What to work on: What lines below include the string "women"? Pick them out and copy them.

Working data:
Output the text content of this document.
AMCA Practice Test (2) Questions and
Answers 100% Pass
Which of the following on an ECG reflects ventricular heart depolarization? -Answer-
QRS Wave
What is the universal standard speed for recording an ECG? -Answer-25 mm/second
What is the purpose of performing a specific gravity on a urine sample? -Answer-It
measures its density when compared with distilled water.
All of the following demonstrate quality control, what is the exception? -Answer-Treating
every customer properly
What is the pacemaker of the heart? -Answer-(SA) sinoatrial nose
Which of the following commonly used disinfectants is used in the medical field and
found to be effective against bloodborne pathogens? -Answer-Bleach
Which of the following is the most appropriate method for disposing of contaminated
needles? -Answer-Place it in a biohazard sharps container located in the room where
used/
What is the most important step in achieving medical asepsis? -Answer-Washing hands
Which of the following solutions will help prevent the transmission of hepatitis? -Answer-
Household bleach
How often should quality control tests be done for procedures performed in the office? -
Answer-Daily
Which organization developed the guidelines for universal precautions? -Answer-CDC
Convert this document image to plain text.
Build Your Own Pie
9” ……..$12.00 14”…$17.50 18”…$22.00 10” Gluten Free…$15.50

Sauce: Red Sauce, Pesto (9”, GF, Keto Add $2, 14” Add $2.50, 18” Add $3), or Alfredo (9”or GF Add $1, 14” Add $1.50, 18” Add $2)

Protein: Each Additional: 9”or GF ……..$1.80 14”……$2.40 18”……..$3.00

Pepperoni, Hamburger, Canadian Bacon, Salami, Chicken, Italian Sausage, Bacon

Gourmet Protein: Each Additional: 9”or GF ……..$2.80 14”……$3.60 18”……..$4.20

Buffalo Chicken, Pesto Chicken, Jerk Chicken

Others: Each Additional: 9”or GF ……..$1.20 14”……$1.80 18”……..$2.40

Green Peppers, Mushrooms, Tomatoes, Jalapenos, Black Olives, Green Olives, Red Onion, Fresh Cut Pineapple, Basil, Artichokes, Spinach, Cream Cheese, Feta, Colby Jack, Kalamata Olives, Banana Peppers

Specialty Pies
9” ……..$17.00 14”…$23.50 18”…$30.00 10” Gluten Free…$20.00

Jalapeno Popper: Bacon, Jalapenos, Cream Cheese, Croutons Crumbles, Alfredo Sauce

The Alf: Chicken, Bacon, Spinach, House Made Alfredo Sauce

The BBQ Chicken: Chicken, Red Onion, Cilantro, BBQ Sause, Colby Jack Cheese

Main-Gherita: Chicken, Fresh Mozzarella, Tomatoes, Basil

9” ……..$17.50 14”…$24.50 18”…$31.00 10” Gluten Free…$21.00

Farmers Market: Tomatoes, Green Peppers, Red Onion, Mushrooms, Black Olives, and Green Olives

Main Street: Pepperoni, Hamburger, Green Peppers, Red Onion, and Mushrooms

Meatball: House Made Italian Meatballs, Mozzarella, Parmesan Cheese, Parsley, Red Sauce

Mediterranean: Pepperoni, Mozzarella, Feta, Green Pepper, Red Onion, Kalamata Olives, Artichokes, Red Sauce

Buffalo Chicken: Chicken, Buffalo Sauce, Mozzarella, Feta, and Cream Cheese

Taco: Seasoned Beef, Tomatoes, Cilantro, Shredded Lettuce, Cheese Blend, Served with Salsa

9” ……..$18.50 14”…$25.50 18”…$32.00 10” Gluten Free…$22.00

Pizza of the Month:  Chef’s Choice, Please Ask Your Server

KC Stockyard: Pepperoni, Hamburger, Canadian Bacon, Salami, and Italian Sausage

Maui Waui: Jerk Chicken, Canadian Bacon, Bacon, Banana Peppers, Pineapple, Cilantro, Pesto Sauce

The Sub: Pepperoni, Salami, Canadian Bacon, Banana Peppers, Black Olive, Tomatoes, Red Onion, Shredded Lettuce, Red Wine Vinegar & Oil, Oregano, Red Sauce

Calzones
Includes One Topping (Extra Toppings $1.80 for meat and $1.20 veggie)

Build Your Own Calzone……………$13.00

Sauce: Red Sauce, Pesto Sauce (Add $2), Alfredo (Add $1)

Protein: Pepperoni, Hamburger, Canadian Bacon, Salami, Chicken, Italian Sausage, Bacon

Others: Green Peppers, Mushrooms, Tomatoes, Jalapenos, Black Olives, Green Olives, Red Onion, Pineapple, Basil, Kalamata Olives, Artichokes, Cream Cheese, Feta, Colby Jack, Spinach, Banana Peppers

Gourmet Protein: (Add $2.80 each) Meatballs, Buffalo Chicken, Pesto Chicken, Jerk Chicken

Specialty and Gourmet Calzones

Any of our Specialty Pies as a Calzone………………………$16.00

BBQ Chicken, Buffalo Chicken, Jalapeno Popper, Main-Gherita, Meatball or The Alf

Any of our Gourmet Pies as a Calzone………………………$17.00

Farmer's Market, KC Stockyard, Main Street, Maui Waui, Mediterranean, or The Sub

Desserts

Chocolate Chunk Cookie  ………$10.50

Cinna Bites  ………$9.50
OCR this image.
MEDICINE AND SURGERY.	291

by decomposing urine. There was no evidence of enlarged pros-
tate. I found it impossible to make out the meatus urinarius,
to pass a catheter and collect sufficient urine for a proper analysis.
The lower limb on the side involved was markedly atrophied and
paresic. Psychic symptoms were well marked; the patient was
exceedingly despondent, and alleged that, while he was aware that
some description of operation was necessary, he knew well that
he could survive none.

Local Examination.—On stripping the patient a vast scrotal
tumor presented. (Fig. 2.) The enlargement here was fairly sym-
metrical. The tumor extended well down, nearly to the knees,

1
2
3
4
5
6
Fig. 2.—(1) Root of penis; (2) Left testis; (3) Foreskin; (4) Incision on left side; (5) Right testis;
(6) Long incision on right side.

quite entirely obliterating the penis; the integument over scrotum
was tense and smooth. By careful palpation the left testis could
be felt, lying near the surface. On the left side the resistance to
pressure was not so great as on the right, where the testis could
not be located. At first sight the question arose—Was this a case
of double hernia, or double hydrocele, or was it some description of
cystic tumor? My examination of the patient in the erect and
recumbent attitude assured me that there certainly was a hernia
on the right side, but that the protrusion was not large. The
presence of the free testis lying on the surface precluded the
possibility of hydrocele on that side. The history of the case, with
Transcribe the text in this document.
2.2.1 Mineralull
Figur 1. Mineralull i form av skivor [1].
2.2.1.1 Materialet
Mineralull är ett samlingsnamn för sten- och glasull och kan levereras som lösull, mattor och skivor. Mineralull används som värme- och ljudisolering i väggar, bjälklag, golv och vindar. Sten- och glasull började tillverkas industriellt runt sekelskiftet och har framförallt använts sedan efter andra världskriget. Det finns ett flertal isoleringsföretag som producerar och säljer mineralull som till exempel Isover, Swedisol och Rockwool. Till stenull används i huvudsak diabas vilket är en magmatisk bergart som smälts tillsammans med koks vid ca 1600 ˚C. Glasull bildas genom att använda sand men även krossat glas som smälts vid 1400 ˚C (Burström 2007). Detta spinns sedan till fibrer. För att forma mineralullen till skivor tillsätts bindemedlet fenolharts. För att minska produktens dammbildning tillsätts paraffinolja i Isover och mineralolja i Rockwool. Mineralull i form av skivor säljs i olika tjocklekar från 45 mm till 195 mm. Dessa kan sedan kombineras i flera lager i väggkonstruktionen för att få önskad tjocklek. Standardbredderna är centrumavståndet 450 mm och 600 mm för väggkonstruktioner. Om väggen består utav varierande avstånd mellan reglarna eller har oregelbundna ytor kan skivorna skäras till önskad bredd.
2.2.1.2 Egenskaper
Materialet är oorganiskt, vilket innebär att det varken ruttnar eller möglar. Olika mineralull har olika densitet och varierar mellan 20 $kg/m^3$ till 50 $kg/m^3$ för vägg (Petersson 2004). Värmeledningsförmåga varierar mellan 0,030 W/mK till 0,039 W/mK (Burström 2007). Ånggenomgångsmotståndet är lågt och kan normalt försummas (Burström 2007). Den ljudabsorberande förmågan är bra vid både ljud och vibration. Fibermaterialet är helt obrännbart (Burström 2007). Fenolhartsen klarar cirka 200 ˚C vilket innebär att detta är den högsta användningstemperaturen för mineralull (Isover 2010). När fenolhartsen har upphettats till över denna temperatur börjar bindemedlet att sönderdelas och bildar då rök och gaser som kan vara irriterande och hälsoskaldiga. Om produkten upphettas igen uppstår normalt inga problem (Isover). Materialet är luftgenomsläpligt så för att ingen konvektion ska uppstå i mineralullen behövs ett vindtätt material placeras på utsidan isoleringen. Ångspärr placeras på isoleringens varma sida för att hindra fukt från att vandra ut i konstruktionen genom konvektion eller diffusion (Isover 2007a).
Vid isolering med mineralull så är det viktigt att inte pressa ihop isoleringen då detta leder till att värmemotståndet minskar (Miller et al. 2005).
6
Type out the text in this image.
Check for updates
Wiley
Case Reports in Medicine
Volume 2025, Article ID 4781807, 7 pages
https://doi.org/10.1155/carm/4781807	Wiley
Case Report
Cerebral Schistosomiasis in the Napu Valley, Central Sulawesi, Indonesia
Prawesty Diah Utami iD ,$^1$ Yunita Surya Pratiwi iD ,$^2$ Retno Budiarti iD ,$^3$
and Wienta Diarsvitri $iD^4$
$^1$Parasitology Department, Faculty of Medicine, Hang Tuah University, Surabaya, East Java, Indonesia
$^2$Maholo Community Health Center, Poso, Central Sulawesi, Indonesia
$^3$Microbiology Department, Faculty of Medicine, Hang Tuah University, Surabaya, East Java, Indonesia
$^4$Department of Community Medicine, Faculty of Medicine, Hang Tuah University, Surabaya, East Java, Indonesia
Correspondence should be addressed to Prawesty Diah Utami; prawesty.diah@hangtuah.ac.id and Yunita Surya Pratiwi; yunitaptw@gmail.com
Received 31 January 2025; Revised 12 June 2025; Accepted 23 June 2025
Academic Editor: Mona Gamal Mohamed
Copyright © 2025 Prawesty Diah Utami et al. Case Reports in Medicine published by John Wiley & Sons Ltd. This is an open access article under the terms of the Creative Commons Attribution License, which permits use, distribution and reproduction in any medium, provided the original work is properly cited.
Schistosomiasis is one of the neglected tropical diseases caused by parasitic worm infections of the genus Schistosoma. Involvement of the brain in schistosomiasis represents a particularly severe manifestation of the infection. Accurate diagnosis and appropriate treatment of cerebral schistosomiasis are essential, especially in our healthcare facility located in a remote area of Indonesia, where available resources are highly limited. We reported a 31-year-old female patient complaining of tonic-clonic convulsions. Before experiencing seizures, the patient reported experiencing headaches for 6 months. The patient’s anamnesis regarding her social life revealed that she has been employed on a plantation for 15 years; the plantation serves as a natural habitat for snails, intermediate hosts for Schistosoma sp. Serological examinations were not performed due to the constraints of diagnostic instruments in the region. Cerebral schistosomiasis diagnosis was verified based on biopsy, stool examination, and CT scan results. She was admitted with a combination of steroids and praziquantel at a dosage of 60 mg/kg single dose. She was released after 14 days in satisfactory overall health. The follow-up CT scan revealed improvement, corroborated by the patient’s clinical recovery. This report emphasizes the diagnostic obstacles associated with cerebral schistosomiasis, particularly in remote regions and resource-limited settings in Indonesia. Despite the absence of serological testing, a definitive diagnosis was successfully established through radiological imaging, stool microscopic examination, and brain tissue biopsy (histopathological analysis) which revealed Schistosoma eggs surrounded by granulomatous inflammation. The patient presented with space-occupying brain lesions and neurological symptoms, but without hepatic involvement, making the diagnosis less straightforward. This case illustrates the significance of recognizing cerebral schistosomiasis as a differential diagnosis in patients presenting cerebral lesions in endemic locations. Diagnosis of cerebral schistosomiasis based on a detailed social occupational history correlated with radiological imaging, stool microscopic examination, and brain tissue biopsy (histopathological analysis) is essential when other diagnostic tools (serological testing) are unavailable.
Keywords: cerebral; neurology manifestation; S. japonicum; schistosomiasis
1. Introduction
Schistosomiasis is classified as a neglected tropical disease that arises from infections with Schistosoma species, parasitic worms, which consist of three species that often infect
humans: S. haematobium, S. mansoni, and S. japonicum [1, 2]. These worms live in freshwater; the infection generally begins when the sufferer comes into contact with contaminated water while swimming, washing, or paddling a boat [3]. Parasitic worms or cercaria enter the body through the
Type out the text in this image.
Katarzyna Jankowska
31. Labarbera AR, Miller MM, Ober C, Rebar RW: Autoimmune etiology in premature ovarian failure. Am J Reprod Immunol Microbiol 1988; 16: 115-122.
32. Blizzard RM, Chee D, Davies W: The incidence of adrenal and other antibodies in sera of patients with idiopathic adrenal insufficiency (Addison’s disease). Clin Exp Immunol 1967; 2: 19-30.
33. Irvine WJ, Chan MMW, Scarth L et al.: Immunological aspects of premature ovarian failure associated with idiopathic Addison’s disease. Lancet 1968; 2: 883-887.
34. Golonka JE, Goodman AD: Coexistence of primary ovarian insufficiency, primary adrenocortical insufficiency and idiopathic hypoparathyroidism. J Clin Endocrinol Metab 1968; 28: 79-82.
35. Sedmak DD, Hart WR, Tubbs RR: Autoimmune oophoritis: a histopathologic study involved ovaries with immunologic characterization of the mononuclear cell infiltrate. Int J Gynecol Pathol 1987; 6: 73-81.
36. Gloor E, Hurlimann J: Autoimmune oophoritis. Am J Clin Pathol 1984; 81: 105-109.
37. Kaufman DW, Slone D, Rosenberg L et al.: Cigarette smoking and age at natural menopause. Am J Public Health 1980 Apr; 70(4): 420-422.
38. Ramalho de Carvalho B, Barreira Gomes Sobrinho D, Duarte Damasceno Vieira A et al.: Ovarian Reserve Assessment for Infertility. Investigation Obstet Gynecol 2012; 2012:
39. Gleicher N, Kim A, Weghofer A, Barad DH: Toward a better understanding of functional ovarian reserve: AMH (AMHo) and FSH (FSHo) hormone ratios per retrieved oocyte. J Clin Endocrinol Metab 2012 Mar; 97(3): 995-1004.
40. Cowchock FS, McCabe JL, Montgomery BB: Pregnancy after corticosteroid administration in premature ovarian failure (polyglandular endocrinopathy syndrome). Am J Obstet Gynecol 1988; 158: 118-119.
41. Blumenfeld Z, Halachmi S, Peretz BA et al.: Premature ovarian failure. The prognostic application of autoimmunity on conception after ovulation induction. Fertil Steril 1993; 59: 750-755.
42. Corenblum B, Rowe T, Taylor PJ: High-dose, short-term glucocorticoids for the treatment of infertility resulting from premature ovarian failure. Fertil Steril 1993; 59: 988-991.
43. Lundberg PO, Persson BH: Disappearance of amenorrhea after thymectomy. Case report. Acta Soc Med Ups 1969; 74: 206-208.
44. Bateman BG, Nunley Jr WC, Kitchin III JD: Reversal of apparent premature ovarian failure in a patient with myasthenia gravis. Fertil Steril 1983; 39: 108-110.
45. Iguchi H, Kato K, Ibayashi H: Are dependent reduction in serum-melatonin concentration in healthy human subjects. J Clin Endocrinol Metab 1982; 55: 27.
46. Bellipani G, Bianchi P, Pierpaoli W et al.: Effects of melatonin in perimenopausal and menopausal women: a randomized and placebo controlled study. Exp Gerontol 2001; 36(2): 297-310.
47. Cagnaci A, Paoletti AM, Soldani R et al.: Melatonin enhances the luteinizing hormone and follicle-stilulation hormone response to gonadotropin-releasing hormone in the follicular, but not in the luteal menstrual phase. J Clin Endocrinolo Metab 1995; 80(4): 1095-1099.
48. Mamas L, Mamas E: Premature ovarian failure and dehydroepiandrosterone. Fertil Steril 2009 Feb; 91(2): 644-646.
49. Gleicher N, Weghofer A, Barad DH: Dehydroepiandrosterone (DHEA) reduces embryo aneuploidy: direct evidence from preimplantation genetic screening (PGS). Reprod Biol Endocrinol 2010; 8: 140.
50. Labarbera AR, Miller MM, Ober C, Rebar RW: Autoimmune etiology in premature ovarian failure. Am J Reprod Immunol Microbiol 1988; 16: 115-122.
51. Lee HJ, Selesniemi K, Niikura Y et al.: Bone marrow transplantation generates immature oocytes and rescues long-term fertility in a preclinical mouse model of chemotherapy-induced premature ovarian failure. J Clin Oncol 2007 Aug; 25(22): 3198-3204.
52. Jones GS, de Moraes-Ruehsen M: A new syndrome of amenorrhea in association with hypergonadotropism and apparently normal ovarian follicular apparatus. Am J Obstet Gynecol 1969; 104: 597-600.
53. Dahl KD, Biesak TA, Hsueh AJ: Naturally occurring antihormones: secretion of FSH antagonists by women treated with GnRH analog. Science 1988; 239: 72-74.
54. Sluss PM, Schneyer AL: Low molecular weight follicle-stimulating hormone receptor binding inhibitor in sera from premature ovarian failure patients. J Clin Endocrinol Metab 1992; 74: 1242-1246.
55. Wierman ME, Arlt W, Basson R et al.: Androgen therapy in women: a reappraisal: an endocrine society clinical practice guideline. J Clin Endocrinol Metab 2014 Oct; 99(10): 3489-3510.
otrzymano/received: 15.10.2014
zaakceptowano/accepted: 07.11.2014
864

Task answer:
46. Bellipani G, Bianchi P, Pierpaoli W et al.: Effects of melatonin in perimenopausal and menopausal women: a randomized and placebo controlled study. Exp Gerontol 2001; 36(2): 297-310.
53. Dahl KD, Biesak TA, Hsueh AJ: Naturally occurring antihormones: secretion of FSH antagonists by women treated with GnRH analog. Science 1988; 239: 72-74.
55. Wierman ME, Arlt W, Basson R et al.: Androgen therapy in women: a reappraisal: an endocrine society clinical practice guideline. J Clin Endocrinol Metab 2014 Oct; 99(10): 3489-3510.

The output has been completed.